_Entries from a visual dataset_
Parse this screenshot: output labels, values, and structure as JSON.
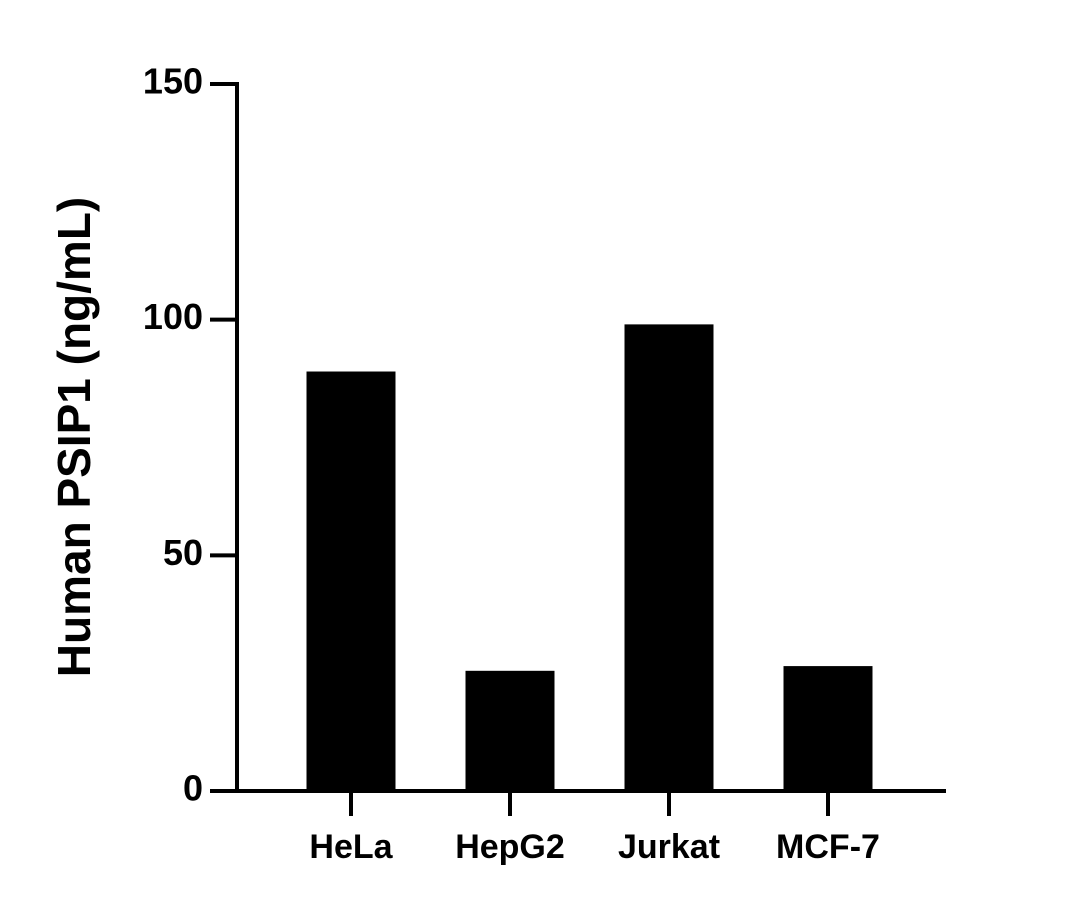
{
  "chart_data": {
    "type": "bar",
    "y_label": "Human PSIP1 (ng/mL)",
    "categories": [
      "HeLa",
      "HepG2",
      "Jurkat",
      "MCF-7"
    ],
    "values": [
      89,
      25.5,
      99,
      26.5
    ],
    "color": "#000000",
    "ylim": [
      0,
      150
    ],
    "yticks": [
      0,
      50,
      100,
      150
    ],
    "grid": false
  }
}
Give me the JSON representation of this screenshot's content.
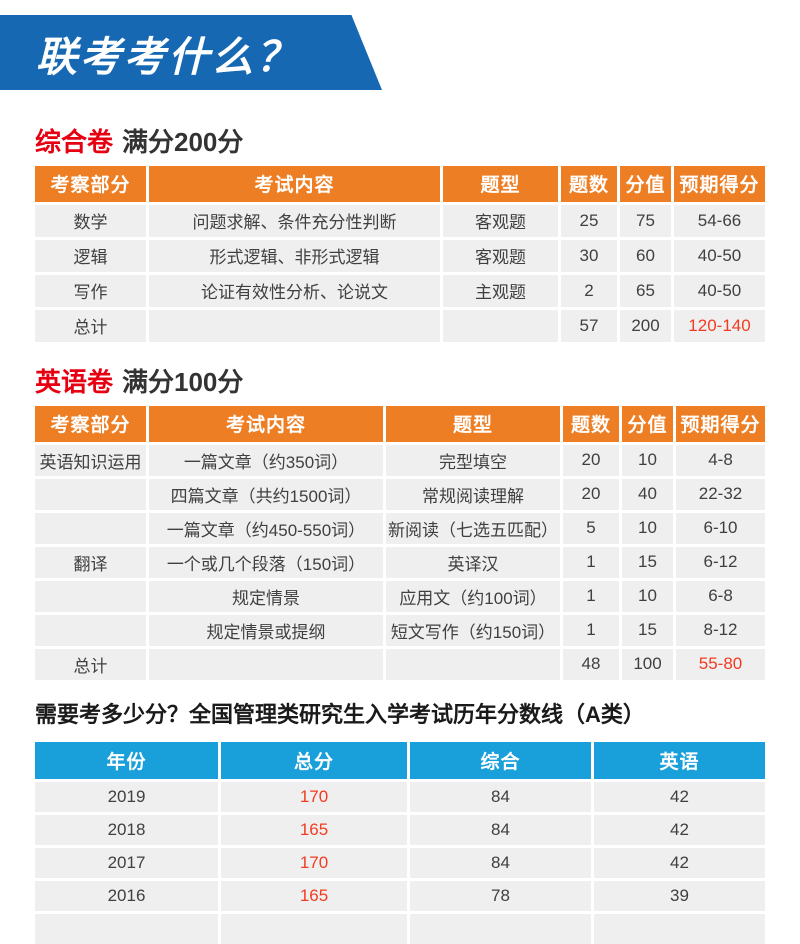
{
  "banner": {
    "title": "联考考什么？"
  },
  "colors": {
    "banner_blue": "#1668b3",
    "table_header_orange": "#ee7e23",
    "table_header_blue": "#199fd9",
    "section_title_red": "#e60012",
    "highlight_number_red": "#f23b20",
    "row_background_gray": "#efefef"
  },
  "sections": [
    {
      "title_red": "综合卷",
      "title_black": "满分200分",
      "table": {
        "headers": [
          "考察部分",
          "考试内容",
          "题型",
          "题数",
          "分值",
          "预期得分"
        ],
        "rows": [
          {
            "cells": [
              "数学",
              "问题求解、条件充分性判断",
              "客观题",
              "25",
              "75",
              "54-66"
            ],
            "red": []
          },
          {
            "cells": [
              "逻辑",
              "形式逻辑、非形式逻辑",
              "客观题",
              "30",
              "60",
              "40-50"
            ],
            "red": []
          },
          {
            "cells": [
              "写作",
              "论证有效性分析、论说文",
              "主观题",
              "2",
              "65",
              "40-50"
            ],
            "red": []
          },
          {
            "cells": [
              "总计",
              "",
              "",
              "57",
              "200",
              "120-140"
            ],
            "red": [
              5
            ]
          }
        ]
      }
    },
    {
      "title_red": "英语卷",
      "title_black": "满分100分",
      "table": {
        "headers": [
          "考察部分",
          "考试内容",
          "题型",
          "题数",
          "分值",
          "预期得分"
        ],
        "rows": [
          {
            "cells": [
              "英语知识运用",
              "一篇文章（约350词）",
              "完型填空",
              "20",
              "10",
              "4-8"
            ],
            "red": []
          },
          {
            "cells": [
              "",
              "四篇文章（共约1500词）",
              "常规阅读理解",
              "20",
              "40",
              "22-32"
            ],
            "red": []
          },
          {
            "cells": [
              "",
              "一篇文章（约450-550词）",
              "新阅读（七选五匹配）",
              "5",
              "10",
              "6-10"
            ],
            "red": []
          },
          {
            "cells": [
              "翻译",
              "一个或几个段落（150词）",
              "英译汉",
              "1",
              "15",
              "6-12"
            ],
            "red": []
          },
          {
            "cells": [
              "",
              "规定情景",
              "应用文（约100词）",
              "1",
              "10",
              "6-8"
            ],
            "red": []
          },
          {
            "cells": [
              "",
              "规定情景或提纲",
              "短文写作（约150词）",
              "1",
              "15",
              "8-12"
            ],
            "red": []
          },
          {
            "cells": [
              "总计",
              "",
              "",
              "48",
              "100",
              "55-80"
            ],
            "red": [
              5
            ]
          }
        ]
      }
    }
  ],
  "score_section": {
    "title": "需要考多少分？全国管理类研究生入学考试历年分数线（A类）",
    "table": {
      "headers": [
        "年份",
        "总分",
        "综合",
        "英语"
      ],
      "rows": [
        {
          "cells": [
            "2019",
            "170",
            "84",
            "42"
          ],
          "red": [
            1
          ]
        },
        {
          "cells": [
            "2018",
            "165",
            "84",
            "42"
          ],
          "red": [
            1
          ]
        },
        {
          "cells": [
            "2017",
            "170",
            "84",
            "42"
          ],
          "red": [
            1
          ]
        },
        {
          "cells": [
            "2016",
            "165",
            "78",
            "39"
          ],
          "red": [
            1
          ]
        },
        {
          "cells": [
            "",
            "",
            "",
            ""
          ],
          "red": []
        }
      ]
    }
  }
}
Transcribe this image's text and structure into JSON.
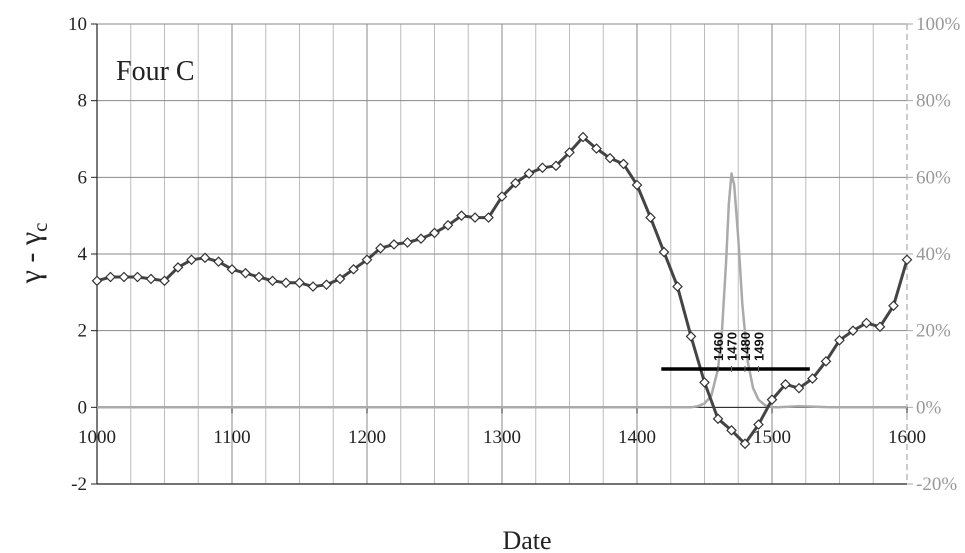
{
  "chart_data": {
    "type": "line",
    "title": "Four C",
    "xlabel": "Date",
    "ylabel_main": "γ - γ",
    "ylabel_sub": "c",
    "xlim": [
      1000,
      1600
    ],
    "ylim": [
      -2,
      10
    ],
    "y2lim": [
      -20,
      100
    ],
    "x_ticks": [
      1000,
      1100,
      1200,
      1300,
      1400,
      1500,
      1600
    ],
    "x_tick_labels": [
      "1000",
      "1100",
      "1200",
      "1300",
      "1400",
      "1500",
      "1600"
    ],
    "y_ticks": [
      -2,
      0,
      2,
      4,
      6,
      8,
      10
    ],
    "y_tick_labels": [
      "-2",
      "0",
      "2",
      "4",
      "6",
      "8",
      "10"
    ],
    "y2_ticks": [
      -20,
      0,
      20,
      40,
      60,
      80,
      100
    ],
    "y2_tick_labels": [
      "-20%",
      "0%",
      "20%",
      "40%",
      "60%",
      "80%",
      "100%"
    ],
    "grid": true,
    "series": [
      {
        "axis": "left",
        "color": "#444444",
        "marker": "diamond",
        "x": [
          1000,
          1010,
          1020,
          1030,
          1040,
          1050,
          1060,
          1070,
          1080,
          1090,
          1100,
          1110,
          1120,
          1130,
          1140,
          1150,
          1160,
          1170,
          1180,
          1190,
          1200,
          1210,
          1220,
          1230,
          1240,
          1250,
          1260,
          1270,
          1280,
          1290,
          1300,
          1310,
          1320,
          1330,
          1340,
          1350,
          1360,
          1370,
          1380,
          1390,
          1400,
          1410,
          1420,
          1430,
          1440,
          1450,
          1460,
          1470,
          1480,
          1490,
          1500,
          1510,
          1520,
          1530,
          1540,
          1550,
          1560,
          1570,
          1580,
          1590,
          1600
        ],
        "y": [
          3.3,
          3.4,
          3.4,
          3.4,
          3.35,
          3.3,
          3.65,
          3.85,
          3.9,
          3.8,
          3.6,
          3.5,
          3.4,
          3.3,
          3.25,
          3.25,
          3.15,
          3.2,
          3.35,
          3.6,
          3.85,
          4.15,
          4.25,
          4.3,
          4.4,
          4.55,
          4.75,
          5.0,
          4.95,
          4.95,
          5.5,
          5.85,
          6.1,
          6.25,
          6.3,
          6.65,
          7.05,
          6.75,
          6.5,
          6.35,
          5.8,
          4.95,
          4.05,
          3.15,
          1.85,
          0.65,
          -0.3,
          -0.6,
          -0.95,
          -0.45,
          0.2,
          0.6,
          0.5,
          0.75,
          1.2,
          1.75,
          2.0,
          2.2,
          2.1,
          2.65,
          3.85
        ]
      },
      {
        "axis": "right",
        "color": "#aaaaaa",
        "marker": "none",
        "x": [
          1000,
          1430,
          1440,
          1445,
          1450,
          1455,
          1460,
          1463,
          1466,
          1468,
          1470,
          1472,
          1475,
          1478,
          1482,
          1486,
          1490,
          1495,
          1500,
          1505,
          1510,
          1520,
          1530,
          1540,
          1550,
          1600
        ],
        "y": [
          0,
          0,
          0,
          0.3,
          1.0,
          3,
          10,
          20,
          38,
          53,
          61,
          58,
          44,
          27,
          12,
          5,
          2,
          0.5,
          0,
          0,
          0.1,
          0.3,
          0.2,
          0.05,
          0,
          0
        ]
      }
    ],
    "date_bar": {
      "x_start": 1418,
      "x_end": 1528,
      "y": 1.0,
      "ticks": [
        1460,
        1470,
        1480,
        1490
      ],
      "tick_labels": [
        "1460",
        "1470",
        "1480",
        "1490"
      ]
    }
  }
}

_Your goal_
Every line of the material is to be quoted exactly, with no pictures carried over.

_Task response_
Parse this screenshot: output labels, values, and structure as JSON.
{
  "chart_data": {
    "type": "bar",
    "y_label": "Human PSIP1 (ng/mL)",
    "categories": [
      "HeLa",
      "HepG2",
      "Jurkat",
      "MCF-7"
    ],
    "values": [
      89,
      25.5,
      99,
      26.5
    ],
    "color": "#000000",
    "ylim": [
      0,
      150
    ],
    "yticks": [
      0,
      50,
      100,
      150
    ],
    "grid": false
  }
}
Give me the JSON representation of this screenshot's content.
{
  "banner": {
    "title": "联考考什么？"
  },
  "colors": {
    "banner_blue": "#1668b3",
    "table_header_orange": "#ee7e23",
    "table_header_blue": "#199fd9",
    "section_title_red": "#e60012",
    "highlight_number_red": "#f23b20",
    "row_background_gray": "#efefef"
  },
  "sections": [
    {
      "title_red": "综合卷",
      "title_black": "满分200分",
      "table": {
        "headers": [
          "考察部分",
          "考试内容",
          "题型",
          "题数",
          "分值",
          "预期得分"
        ],
        "rows": [
          {
            "cells": [
              "数学",
              "问题求解、条件充分性判断",
              "客观题",
              "25",
              "75",
              "54-66"
            ],
            "red": []
          },
          {
            "cells": [
              "逻辑",
              "形式逻辑、非形式逻辑",
              "客观题",
              "30",
              "60",
              "40-50"
            ],
            "red": []
          },
          {
            "cells": [
              "写作",
              "论证有效性分析、论说文",
              "主观题",
              "2",
              "65",
              "40-50"
            ],
            "red": []
          },
          {
            "cells": [
              "总计",
              "",
              "",
              "57",
              "200",
              "120-140"
            ],
            "red": [
              5
            ]
          }
        ]
      }
    },
    {
      "title_red": "英语卷",
      "title_black": "满分100分",
      "table": {
        "headers": [
          "考察部分",
          "考试内容",
          "题型",
          "题数",
          "分值",
          "预期得分"
        ],
        "rows": [
          {
            "cells": [
              "英语知识运用",
              "一篇文章（约350词）",
              "完型填空",
              "20",
              "10",
              "4-8"
            ],
            "red": []
          },
          {
            "cells": [
              "",
              "四篇文章（共约1500词）",
              "常规阅读理解",
              "20",
              "40",
              "22-32"
            ],
            "red": []
          },
          {
            "cells": [
              "",
              "一篇文章（约450-550词）",
              "新阅读（七选五匹配）",
              "5",
              "10",
              "6-10"
            ],
            "red": []
          },
          {
            "cells": [
              "翻译",
              "一个或几个段落（150词）",
              "英译汉",
              "1",
              "15",
              "6-12"
            ],
            "red": []
          },
          {
            "cells": [
              "",
              "规定情景",
              "应用文（约100词）",
              "1",
              "10",
              "6-8"
            ],
            "red": []
          },
          {
            "cells": [
              "",
              "规定情景或提纲",
              "短文写作（约150词）",
              "1",
              "15",
              "8-12"
            ],
            "red": []
          },
          {
            "cells": [
              "总计",
              "",
              "",
              "48",
              "100",
              "55-80"
            ],
            "red": [
              5
            ]
          }
        ]
      }
    }
  ],
  "score_section": {
    "title": "需要考多少分？全国管理类研究生入学考试历年分数线（A类）",
    "table": {
      "headers": [
        "年份",
        "总分",
        "综合",
        "英语"
      ],
      "rows": [
        {
          "cells": [
            "2019",
            "170",
            "84",
            "42"
          ],
          "red": [
            1
          ]
        },
        {
          "cells": [
            "2018",
            "165",
            "84",
            "42"
          ],
          "red": [
            1
          ]
        },
        {
          "cells": [
            "2017",
            "170",
            "84",
            "42"
          ],
          "red": [
            1
          ]
        },
        {
          "cells": [
            "2016",
            "165",
            "78",
            "39"
          ],
          "red": [
            1
          ]
        },
        {
          "cells": [
            "",
            "",
            "",
            ""
          ],
          "red": []
        }
      ]
    }
  }
}
Transcribe this image's text and structure into JSON.
{
  "chart_data": {
    "type": "line",
    "title": "Four C",
    "xlabel": "Date",
    "ylabel_main": "γ - γ",
    "ylabel_sub": "c",
    "xlim": [
      1000,
      1600
    ],
    "ylim": [
      -2,
      10
    ],
    "y2lim": [
      -20,
      100
    ],
    "x_ticks": [
      1000,
      1100,
      1200,
      1300,
      1400,
      1500,
      1600
    ],
    "x_tick_labels": [
      "1000",
      "1100",
      "1200",
      "1300",
      "1400",
      "1500",
      "1600"
    ],
    "y_ticks": [
      -2,
      0,
      2,
      4,
      6,
      8,
      10
    ],
    "y_tick_labels": [
      "-2",
      "0",
      "2",
      "4",
      "6",
      "8",
      "10"
    ],
    "y2_ticks": [
      -20,
      0,
      20,
      40,
      60,
      80,
      100
    ],
    "y2_tick_labels": [
      "-20%",
      "0%",
      "20%",
      "40%",
      "60%",
      "80%",
      "100%"
    ],
    "grid": true,
    "series": [
      {
        "axis": "left",
        "color": "#444444",
        "marker": "diamond",
        "x": [
          1000,
          1010,
          1020,
          1030,
          1040,
          1050,
          1060,
          1070,
          1080,
          1090,
          1100,
          1110,
          1120,
          1130,
          1140,
          1150,
          1160,
          1170,
          1180,
          1190,
          1200,
          1210,
          1220,
          1230,
          1240,
          1250,
          1260,
          1270,
          1280,
          1290,
          1300,
          1310,
          1320,
          1330,
          1340,
          1350,
          1360,
          1370,
          1380,
          1390,
          1400,
          1410,
          1420,
          1430,
          1440,
          1450,
          1460,
          1470,
          1480,
          1490,
          1500,
          1510,
          1520,
          1530,
          1540,
          1550,
          1560,
          1570,
          1580,
          1590,
          1600
        ],
        "y": [
          3.3,
          3.4,
          3.4,
          3.4,
          3.35,
          3.3,
          3.65,
          3.85,
          3.9,
          3.8,
          3.6,
          3.5,
          3.4,
          3.3,
          3.25,
          3.25,
          3.15,
          3.2,
          3.35,
          3.6,
          3.85,
          4.15,
          4.25,
          4.3,
          4.4,
          4.55,
          4.75,
          5.0,
          4.95,
          4.95,
          5.5,
          5.85,
          6.1,
          6.25,
          6.3,
          6.65,
          7.05,
          6.75,
          6.5,
          6.35,
          5.8,
          4.95,
          4.05,
          3.15,
          1.85,
          0.65,
          -0.3,
          -0.6,
          -0.95,
          -0.45,
          0.2,
          0.6,
          0.5,
          0.75,
          1.2,
          1.75,
          2.0,
          2.2,
          2.1,
          2.65,
          3.85
        ]
      },
      {
        "axis": "right",
        "color": "#aaaaaa",
        "marker": "none",
        "x": [
          1000,
          1430,
          1440,
          1445,
          1450,
          1455,
          1460,
          1463,
          1466,
          1468,
          1470,
          1472,
          1475,
          1478,
          1482,
          1486,
          1490,
          1495,
          1500,
          1505,
          1510,
          1520,
          1530,
          1540,
          1550,
          1600
        ],
        "y": [
          0,
          0,
          0,
          0.3,
          1.0,
          3,
          10,
          20,
          38,
          53,
          61,
          58,
          44,
          27,
          12,
          5,
          2,
          0.5,
          0,
          0,
          0.1,
          0.3,
          0.2,
          0.05,
          0,
          0
        ]
      }
    ],
    "date_bar": {
      "x_start": 1418,
      "x_end": 1528,
      "y": 1.0,
      "ticks": [
        1460,
        1470,
        1480,
        1490
      ],
      "tick_labels": [
        "1460",
        "1470",
        "1480",
        "1490"
      ]
    }
  }
}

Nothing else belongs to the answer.